- _AIM OF THE TASK_
Without the pictures, give the entries below again exactly as written.

[start of SUPPLIED RECORDS]

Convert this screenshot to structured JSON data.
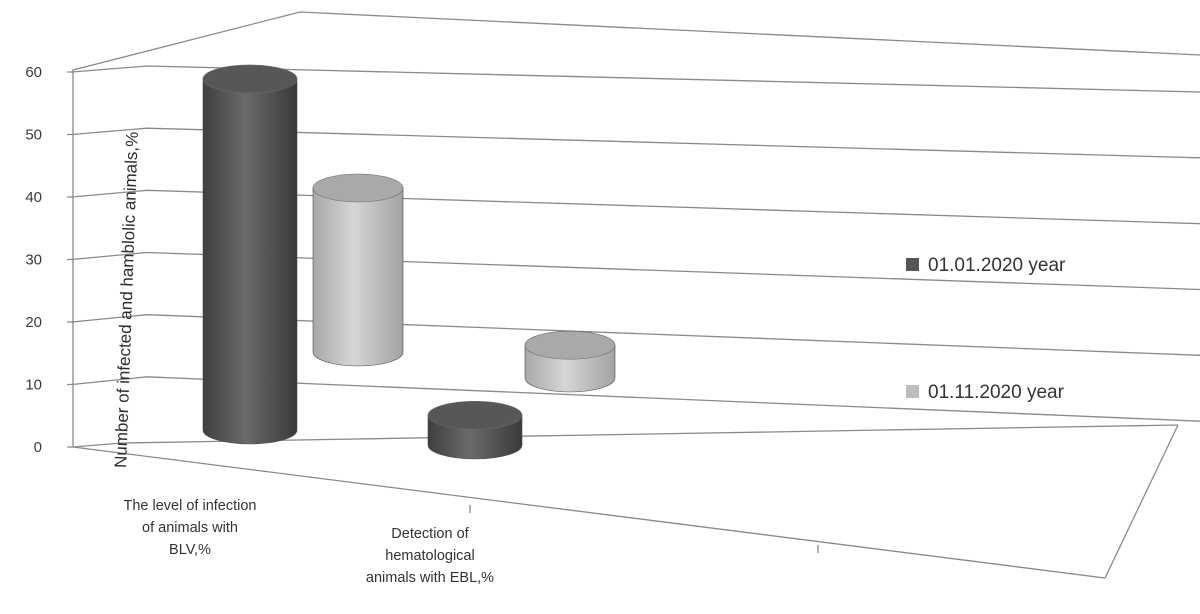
{
  "chart_data": {
    "type": "bar",
    "style": "3d-cylinder",
    "categories": [
      [
        "The level of infection",
        "of animals with",
        "BLV,%"
      ],
      [
        "Detection of",
        "hematological",
        "animals with EBL,%"
      ]
    ],
    "series": [
      {
        "name": "01.01.2020 year",
        "color": "#555555",
        "values": [
          59,
          5
        ]
      },
      {
        "name": "01.11.2020 year",
        "color": "#bdbdbd",
        "values": [
          40,
          8
        ]
      }
    ],
    "ylabel": "Number of infected and hamblolic animals,%",
    "ylim": [
      0,
      60
    ],
    "yticks": [
      0,
      10,
      20,
      30,
      40,
      50,
      60
    ],
    "grid": true,
    "legend": "right"
  }
}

[end of SUPPLIED RECORDS]

- _OUTPUT OF THE TASK_
Convert this screenshot to structured JSON data.
{
  "chart_data": {
    "type": "bar",
    "style": "3d-cylinder",
    "categories": [
      [
        "The level of infection",
        "of animals with",
        "BLV,%"
      ],
      [
        "Detection of",
        "hematological",
        "animals with EBL,%"
      ]
    ],
    "series": [
      {
        "name": "01.01.2020 year",
        "color": "#555555",
        "values": [
          59,
          5
        ]
      },
      {
        "name": "01.11.2020 year",
        "color": "#bdbdbd",
        "values": [
          40,
          8
        ]
      }
    ],
    "ylabel": "Number of infected and hamblolic animals,%",
    "ylim": [
      0,
      60
    ],
    "yticks": [
      0,
      10,
      20,
      30,
      40,
      50,
      60
    ],
    "grid": true,
    "legend": "right"
  }
}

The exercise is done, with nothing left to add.